Exercise aim:
Keep only the lines of the listing that include the word "Witz", and copy them.

Extracted data entries
------------------------------------------------

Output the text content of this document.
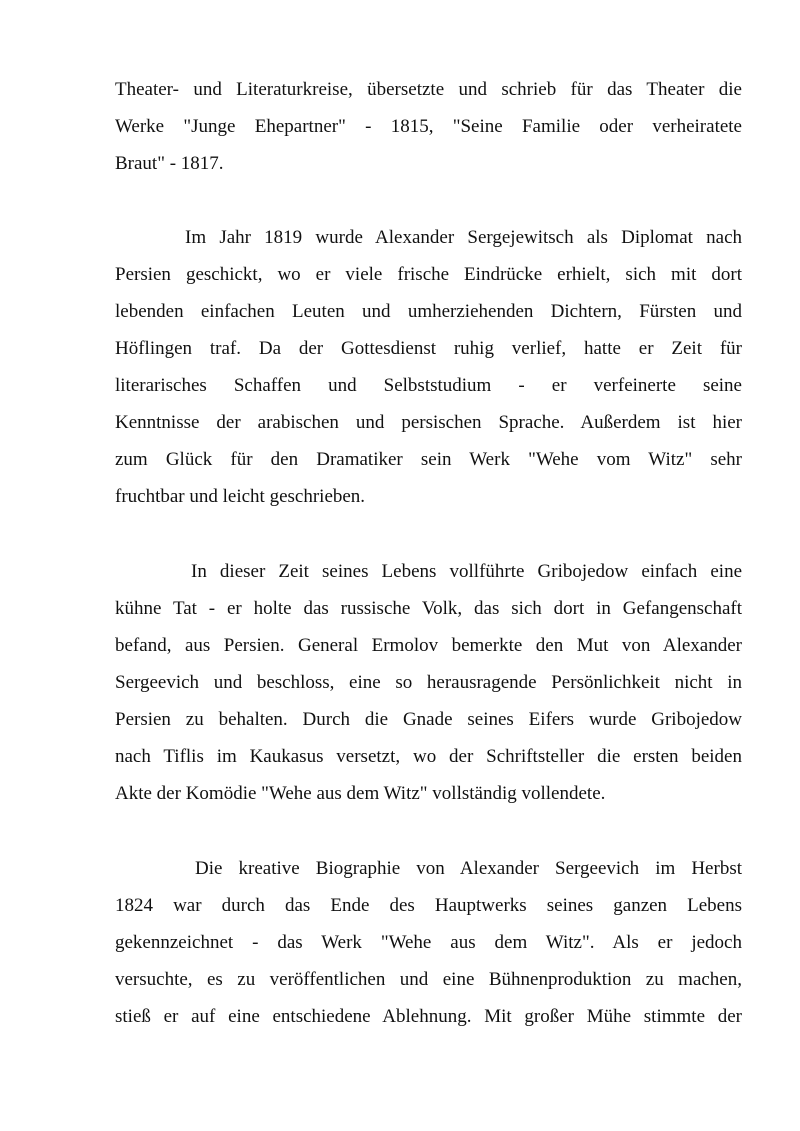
Theater- und Literaturkreise, übersetzte und schrieb für das Theater die
Werke "Junge Ehepartner" - 1815, "Seine Familie oder verheiratete
Braut" - 1817.
Im Jahr 1819 wurde Alexander Sergejewitsch als Diplomat nach
Persien geschickt, wo er viele frische Eindrücke erhielt, sich mit dort
lebenden einfachen Leuten und umherziehenden Dichtern, Fürsten und
Höflingen traf. Da der Gottesdienst ruhig verlief, hatte er Zeit für
literarisches Schaffen und Selbststudium - er verfeinerte seine
Kenntnisse der arabischen und persischen Sprache. Außerdem ist hier
zum Glück für den Dramatiker sein Werk "Wehe vom Witz" sehr
fruchtbar und leicht geschrieben.
In dieser Zeit seines Lebens vollführte Gribojedow einfach eine
kühne Tat - er holte das russische Volk, das sich dort in Gefangenschaft
befand, aus Persien. General Ermolov bemerkte den Mut von Alexander
Sergeevich und beschloss, eine so herausragende Persönlichkeit nicht in
Persien zu behalten. Durch die Gnade seines Eifers wurde Gribojedow
nach Tiflis im Kaukasus versetzt, wo der Schriftsteller die ersten beiden
Akte der Komödie "Wehe aus dem Witz" vollständig vollendete.
Die kreative Biographie von Alexander Sergeevich im Herbst
1824 war durch das Ende des Hauptwerks seines ganzen Lebens
gekennzeichnet - das Werk "Wehe aus dem Witz". Als er jedoch
versuchte, es zu veröffentlichen und eine Bühnenproduktion zu machen,
stieß er auf eine entschiedene Ablehnung. Mit großer Mühe stimmte der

------------------------------------------------

Correct answer:
zum Glück für den Dramatiker sein Werk "Wehe vom Witz" sehr
Akte der Komödie "Wehe aus dem Witz" vollständig vollendete.
gekennzeichnet - das Werk "Wehe aus dem Witz". Als er jedoch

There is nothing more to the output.